begin SUPPLIED DATA
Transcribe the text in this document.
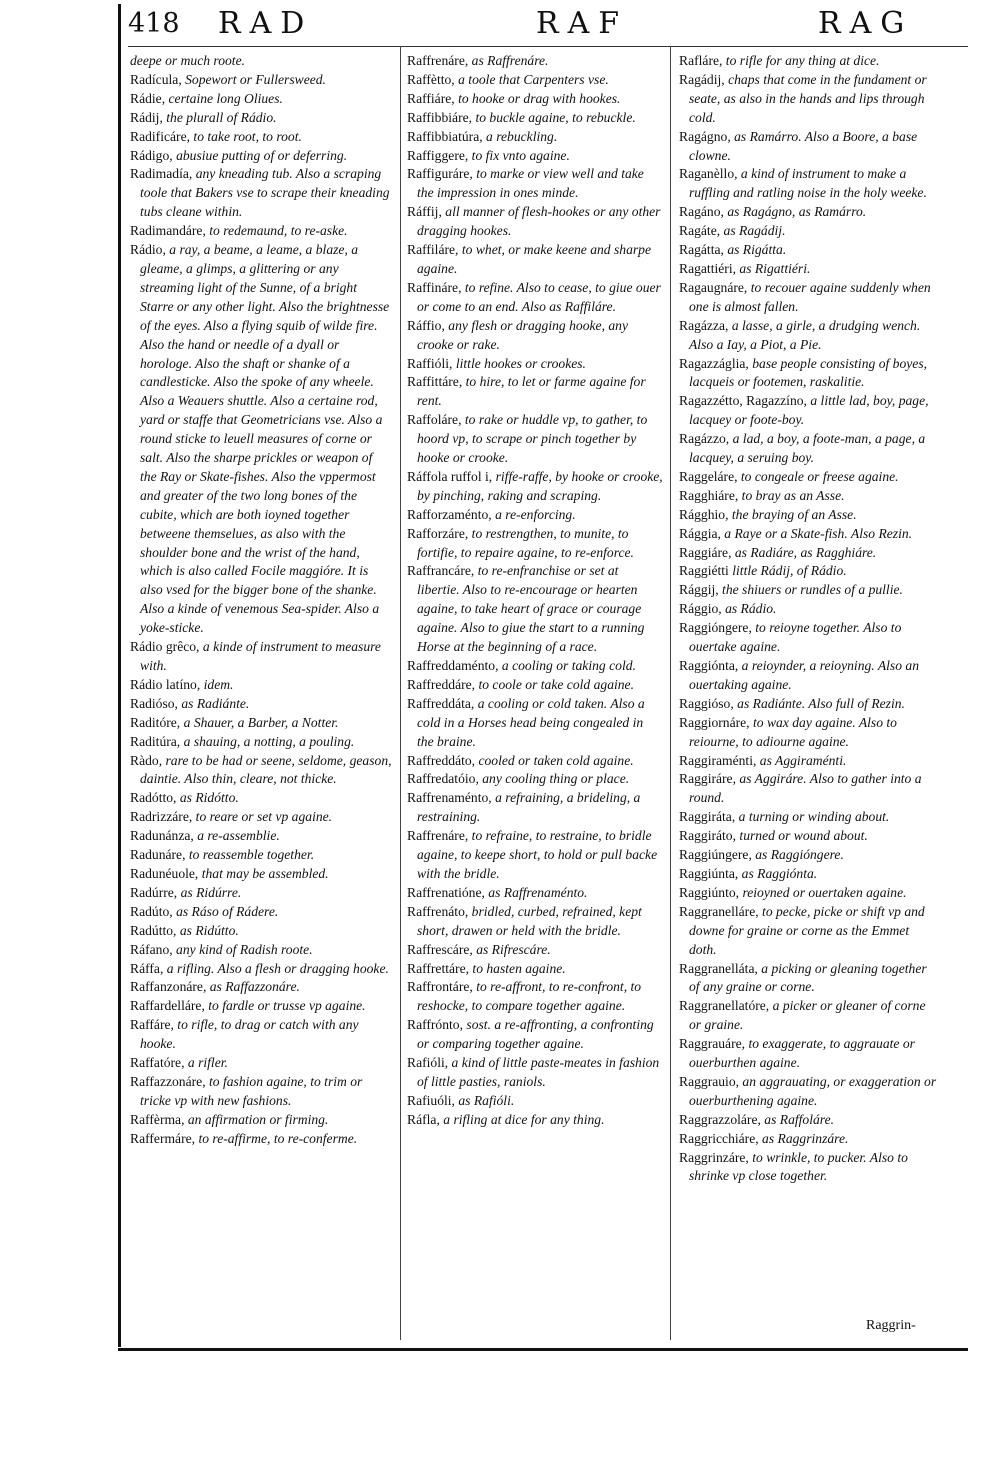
418 RAD	RAF	RAG
deepe or much roote.
Radícula, Sopewort or Fullersweed.
Rádie, certaine long Oliues.
Rádij, the plurall of Rádio.
Radificáre, to take root, to root.
Rádigo, abusiue putting of or deferring.
Radimadía, any kneading tub. Also a scraping toole that Bakers vse to scrape their kneading tubs cleane within.
Radimandáre, to redemaund, to re-aske.
Rádio, a ray, a beame, a leame, a blaze, a gleame, a glimps, a glittering or any streaming light of the Sunne, of a bright Starre or any other light. Also the brightnesse of the eyes. Also a flying squib of wilde fire. Also the hand or needle of a dyall or horologe. Also the shaft or shanke of a candlesticke. Also the spoke of any wheele. Also a Weauers shuttle. Also a certaine rod, yard or staffe that Geometricians vse. Also a round sticke to leuell measures of corne or salt. Also the sharpe prickles or weapon of the Ray or Skate-fishes. Also the vppermost and greater of the two long bones of the cubite, which are both ioyned together betweene themselues, as also with the shoulder bone and the wrist of the hand, which is also called Focile maggióre. It is also vsed for the bigger bone of the shanke. Also a kinde of venemous Sea-spider. Also a yoke-sticke.
Rádio grêco, a kinde of instrument to measure with.
Rádio latíno, idem.
Radióso, as Radiánte.
Raditóre, a Shauer, a Barber, a Notter.
Raditúra, a shauing, a notting, a pouling.
Ràdo, rare to be had or seene, seldome, geason, daintie. Also thin, cleare, not thicke.
Radótto, as Ridótto.
Radrizzáre, to reare or set vp againe.
Radunánza, a re-assemblie.
Radunáre, to reassemble together.
Radunéuole, that may be assembled.
Radúrre, as Ridúrre.
Radúto, as Ráso of Rádere.
Radútto, as Ridútto.
Ráfano, any kind of Radish roote.
Ráffa, a rifling. Also a flesh or dragging hooke.
Raffanzonáre, as Raffazzonáre.
Raffardelláre, to fardle or trusse vp againe.
Raffáre, to rifle, to drag or catch with any hooke.
Raffatóre, a rifler.
Raffazzonáre, to fashion againe, to trim or tricke vp with new fashions.
Raffèrma, an affirmation or firming.
Raffermáre, to re-affirme, to re-conferme.
Raffrenáre, as Raffrenáre.
Raffètto, a toole that Carpenters vse.
Raffiáre, to hooke or drag with hookes.
Raffibbiáre, to buckle againe, to rebuckle.
Raffibbiatúra, a rebuckling.
Raffiggere, to fix vnto againe.
Raffiguráre, to marke or view well and take the impression in ones minde.
Ráffij, all manner of flesh-hookes or any other dragging hookes.
Raffiláre, to whet, or make keene and sharpe againe.
Raffináre, to refine. Also to cease, to giue ouer or come to an end. Also as Raffiláre.
Ráffio, any flesh or dragging hooke, any crooke or rake.
Raffióli, little hookes or crookes.
Raffittáre, to hire, to let or farme againe for rent.
Raffoláre, to rake or huddle vp, to gather, to hoord vp, to scrape or pinch together by hooke or crooke.
Ráffola ruffol i, riffe-raffe, by hooke or crooke, by pinching, raking and scraping.
Rafforzaménto, a re-enforcing.
Rafforzáre, to restrengthen, to munite, to fortifie, to repaire againe, to re-enforce.
Raffrancáre, to re-enfranchise or set at libertie. Also to re-encourage or hearten againe, to take heart of grace or courage againe. Also to giue the start to a running Horse at the beginning of a race.
Raffreddaménto, a cooling or taking cold.
Raffreddáre, to coole or take cold againe.
Raffreddáta, a cooling or cold taken. Also a cold in a Horses head being congealed in the braine.
Raffreddáto, cooled or taken cold againe.
Raffredatóio, any cooling thing or place.
Raffrenaménto, a refraining, a brideling, a restraining.
Raffrenáre, to refraine, to restraine, to bridle againe, to keepe short, to hold or pull backe with the bridle.
Raffrenatióne, as Raffrenaménto.
Raffrenáto, bridled, curbed, refrained, kept short, drawen or held with the bridle.
Raffrescáre, as Rifrescáre.
Raffrettáre, to hasten againe.
Raffrontáre, to re-affront, to re-confront, to reshocke, to compare together againe.
Raffrónto, sost. a re-affronting, a confronting or comparing together againe.
Rafióli, a kind of little paste-meates in fashion of little pasties, raniols.
Rafiuóli, as Rafióli.
Ráfla, a rifling at dice for any thing.
Rafláre, to rifle for any thing at dice.
Ragádij, chaps that come in the fundament or seate, as also in the hands and lips through cold.
Ragágno, as Ramárro. Also a Boore, a base clowne.
Raganèllo, a kind of instrument to make a ruffling and ratling noise in the holy weeke.
Ragáno, as Ragágno, as Ramárro.
Ragáte, as Ragádij.
Ragátta, as Rigátta.
Ragattiéri, as Rigattiéri.
Ragaugnáre, to recouer againe suddenly when one is almost fallen.
Ragázza, a lasse, a girle, a drudging wench. Also a Iay, a Piot, a Pie.
Ragazzáglia, base people consisting of boyes, lacqueis or footemen, raskalitie.
Ragazzétto, Ragazzíno, a little lad, boy, page, lacquey or foote-boy.
Ragázzo, a lad, a boy, a foote-man, a page, a lacquey, a seruing boy.
Raggeláre, to congeale or freese againe.
Ragghiáre, to bray as an Asse.
Rágghio, the braying of an Asse.
Rággia, a Raye or a Skate-fish. Also Rezin.
Raggiáre, as Radiáre, as Ragghiáre.
Raggiétti little Rádij, of Rádio.
Rággij, the shiuers or rundles of a pullie.
Rággio, as Rádio.
Raggióngere, to reioyne together. Also to ouertake againe.
Raggiónta, a reioynder, a reioyning. Also an ouertaking againe.
Raggióso, as Radiánte. Also full of Rezin.
Raggiornáre, to wax day againe. Also to reiourne, to adiourne againe.
Raggiraménti, as Aggiraménti.
Raggiráre, as Aggiráre. Also to gather into a round.
Raggiráta, a turning or winding about.
Raggiráto, turned or wound about.
Raggiúngere, as Raggióngere.
Raggiúnta, as Raggiónta.
Raggiúnto, reioyned or ouertaken againe.
Raggranelláre, to pecke, picke or shift vp and downe for graine or corne as the Emmet doth.
Raggranelláta, a picking or gleaning together of any graine or corne.
Raggranellatóre, a picker or gleaner of corne or graine.
Raggrauáre, to exaggerate, to aggrauate or ouerburthen againe.
Raggrauio, an aggrauating, or exaggeration or ouerburthening againe.
Raggrazzoláre, as Raffoláre.
Raggricchiáre, as Raggrinzáre.
Raggrinzáre, to wrinkle, to pucker. Also to shrinke vp close together.
Raggrin-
end SUPPLIED DATA
--- WHAT IS BEING ASKED ---
Copy all the entries word for word. Omit any pictures.

--- FINISHED ANSWER ---
Transcribe the text in this document.
418 RAD	RAF	RAG
deepe or much roote.
Radícula, Sopewort or Fullersweed.
Rádie, certaine long Oliues.
Rádij, the plurall of Rádio.
Radificáre, to take root, to root.
Rádigo, abusiue putting of or deferring.
Radimadía, any kneading tub. Also a scraping toole that Bakers vse to scrape their kneading tubs cleane within.
Radimandáre, to redemaund, to re-aske.
Rádio, a ray, a beame, a leame, a blaze, a gleame, a glimps, a glittering or any streaming light of the Sunne, of a bright Starre or any other light. Also the brightnesse of the eyes. Also a flying squib of wilde fire. Also the hand or needle of a dyall or horologe. Also the shaft or shanke of a candlesticke. Also the spoke of any wheele. Also a Weauers shuttle. Also a certaine rod, yard or staffe that Geometricians vse. Also a round sticke to leuell measures of corne or salt. Also the sharpe prickles or weapon of the Ray or Skate-fishes. Also the vppermost and greater of the two long bones of the cubite, which are both ioyned together betweene themselues, as also with the shoulder bone and the wrist of the hand, which is also called Focile maggióre. It is also vsed for the bigger bone of the shanke. Also a kinde of venemous Sea-spider. Also a yoke-sticke.
Rádio grêco, a kinde of instrument to measure with.
Rádio latíno, idem.
Radióso, as Radiánte.
Raditóre, a Shauer, a Barber, a Notter.
Raditúra, a shauing, a notting, a pouling.
Ràdo, rare to be had or seene, seldome, geason, daintie. Also thin, cleare, not thicke.
Radótto, as Ridótto.
Radrizzáre, to reare or set vp againe.
Radunánza, a re-assemblie.
Radunáre, to reassemble together.
Radunéuole, that may be assembled.
Radúrre, as Ridúrre.
Radúto, as Ráso of Rádere.
Radútto, as Ridútto.
Ráfano, any kind of Radish roote.
Ráffa, a rifling. Also a flesh or dragging hooke.
Raffanzonáre, as Raffazzonáre.
Raffardelláre, to fardle or trusse vp againe.
Raffáre, to rifle, to drag or catch with any hooke.
Raffatóre, a rifler.
Raffazzonáre, to fashion againe, to trim or tricke vp with new fashions.
Raffèrma, an affirmation or firming.
Raffermáre, to re-affirme, to re-conferme.
Raffrenáre, as Raffrenáre.
Raffètto, a toole that Carpenters vse.
Raffiáre, to hooke or drag with hookes.
Raffibbiáre, to buckle againe, to rebuckle.
Raffibbiatúra, a rebuckling.
Raffiggere, to fix vnto againe.
Raffiguráre, to marke or view well and take the impression in ones minde.
Ráffij, all manner of flesh-hookes or any other dragging hookes.
Raffiláre, to whet, or make keene and sharpe againe.
Raffináre, to refine. Also to cease, to giue ouer or come to an end. Also as Raffiláre.
Ráffio, any flesh or dragging hooke, any crooke or rake.
Raffióli, little hookes or crookes.
Raffittáre, to hire, to let or farme againe for rent.
Raffoláre, to rake or huddle vp, to gather, to hoord vp, to scrape or pinch together by hooke or crooke.
Ráffola ruffol i, riffe-raffe, by hooke or crooke, by pinching, raking and scraping.
Rafforzaménto, a re-enforcing.
Rafforzáre, to restrengthen, to munite, to fortifie, to repaire againe, to re-enforce.
Raffrancáre, to re-enfranchise or set at libertie. Also to re-encourage or hearten againe, to take heart of grace or courage againe. Also to giue the start to a running Horse at the beginning of a race.
Raffreddaménto, a cooling or taking cold.
Raffreddáre, to coole or take cold againe.
Raffreddáta, a cooling or cold taken. Also a cold in a Horses head being congealed in the braine.
Raffreddáto, cooled or taken cold againe.
Raffredatóio, any cooling thing or place.
Raffrenaménto, a refraining, a brideling, a restraining.
Raffrenáre, to refraine, to restraine, to bridle againe, to keepe short, to hold or pull backe with the bridle.
Raffrenatióne, as Raffrenaménto.
Raffrenáto, bridled, curbed, refrained, kept short, drawen or held with the bridle.
Raffrescáre, as Rifrescáre.
Raffrettáre, to hasten againe.
Raffrontáre, to re-affront, to re-confront, to reshocke, to compare together againe.
Raffrónto, sost. a re-affronting, a confronting or comparing together againe.
Rafióli, a kind of little paste-meates in fashion of little pasties, raniols.
Rafiuóli, as Rafióli.
Ráfla, a rifling at dice for any thing.
Rafláre, to rifle for any thing at dice.
Ragádij, chaps that come in the fundament or seate, as also in the hands and lips through cold.
Ragágno, as Ramárro. Also a Boore, a base clowne.
Raganèllo, a kind of instrument to make a ruffling and ratling noise in the holy weeke.
Ragáno, as Ragágno, as Ramárro.
Ragáte, as Ragádij.
Ragátta, as Rigátta.
Ragattiéri, as Rigattiéri.
Ragaugnáre, to recouer againe suddenly when one is almost fallen.
Ragázza, a lasse, a girle, a drudging wench. Also a Iay, a Piot, a Pie.
Ragazzáglia, base people consisting of boyes, lacqueis or footemen, raskalitie.
Ragazzétto, Ragazzíno, a little lad, boy, page, lacquey or foote-boy.
Ragázzo, a lad, a boy, a foote-man, a page, a lacquey, a seruing boy.
Raggeláre, to congeale or freese againe.
Ragghiáre, to bray as an Asse.
Rágghio, the braying of an Asse.
Rággia, a Raye or a Skate-fish. Also Rezin.
Raggiáre, as Radiáre, as Ragghiáre.
Raggiétti little Rádij, of Rádio.
Rággij, the shiuers or rundles of a pullie.
Rággio, as Rádio.
Raggióngere, to reioyne together. Also to ouertake againe.
Raggiónta, a reioynder, a reioyning. Also an ouertaking againe.
Raggióso, as Radiánte. Also full of Rezin.
Raggiornáre, to wax day againe. Also to reiourne, to adiourne againe.
Raggiraménti, as Aggiraménti.
Raggiráre, as Aggiráre. Also to gather into a round.
Raggiráta, a turning or winding about.
Raggiráto, turned or wound about.
Raggiúngere, as Raggióngere.
Raggiúnta, as Raggiónta.
Raggiúnto, reioyned or ouertaken againe.
Raggranelláre, to pecke, picke or shift vp and downe for graine or corne as the Emmet doth.
Raggranelláta, a picking or gleaning together of any graine or corne.
Raggranellatóre, a picker or gleaner of corne or graine.
Raggrauáre, to exaggerate, to aggrauate or ouerburthen againe.
Raggrauio, an aggrauating, or exaggeration or ouerburthening againe.
Raggrazzoláre, as Raffoláre.
Raggricchiáre, as Raggrinzáre.
Raggrinzáre, to wrinkle, to pucker. Also to shrinke vp close together.
Raggrin-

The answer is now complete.